Record excerpts:

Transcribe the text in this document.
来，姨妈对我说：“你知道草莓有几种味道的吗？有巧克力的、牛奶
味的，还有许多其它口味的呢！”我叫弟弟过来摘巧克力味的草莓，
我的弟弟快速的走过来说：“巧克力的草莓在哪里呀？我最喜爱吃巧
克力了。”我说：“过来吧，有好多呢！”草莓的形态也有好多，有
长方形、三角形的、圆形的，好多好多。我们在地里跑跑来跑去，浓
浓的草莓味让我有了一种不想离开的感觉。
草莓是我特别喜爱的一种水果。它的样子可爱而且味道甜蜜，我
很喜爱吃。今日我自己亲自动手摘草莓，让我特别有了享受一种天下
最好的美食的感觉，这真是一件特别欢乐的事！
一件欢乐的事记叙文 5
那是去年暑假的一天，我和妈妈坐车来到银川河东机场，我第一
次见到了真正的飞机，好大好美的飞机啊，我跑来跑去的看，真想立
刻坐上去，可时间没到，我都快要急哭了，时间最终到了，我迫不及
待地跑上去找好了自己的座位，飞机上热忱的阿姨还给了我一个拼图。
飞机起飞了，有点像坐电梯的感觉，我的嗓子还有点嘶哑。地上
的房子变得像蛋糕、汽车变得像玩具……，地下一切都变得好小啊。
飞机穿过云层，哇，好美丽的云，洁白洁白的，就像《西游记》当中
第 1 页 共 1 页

Task to carry out: Print the entries exactly. Include every one.

Complete output:
Transcribe the text in this document.
来，姨妈对我说：“你知道草莓有几种味道的吗？有巧克力的、牛奶
味的，还有许多其它口味的呢！”我叫弟弟过来摘巧克力味的草莓，
我的弟弟快速的走过来说：“巧克力的草莓在哪里呀？我最喜爱吃巧
克力了。”我说：“过来吧，有好多呢！”草莓的形态也有好多，有
长方形、三角形的、圆形的，好多好多。我们在地里跑跑来跑去，浓
浓的草莓味让我有了一种不想离开的感觉。
草莓是我特别喜爱的一种水果。它的样子可爱而且味道甜蜜，我
很喜爱吃。今日我自己亲自动手摘草莓，让我特别有了享受一种天下
最好的美食的感觉，这真是一件特别欢乐的事！
一件欢乐的事记叙文 5
那是去年暑假的一天，我和妈妈坐车来到银川河东机场，我第一
次见到了真正的飞机，好大好美的飞机啊，我跑来跑去的看，真想立
刻坐上去，可时间没到，我都快要急哭了，时间最终到了，我迫不及
待地跑上去找好了自己的座位，飞机上热忱的阿姨还给了我一个拼图。
飞机起飞了，有点像坐电梯的感觉，我的嗓子还有点嘶哑。地上
的房子变得像蛋糕、汽车变得像玩具……，地下一切都变得好小啊。
飞机穿过云层，哇，好美丽的云，洁白洁白的，就像《西游记》当中
第 1 页 共 1 页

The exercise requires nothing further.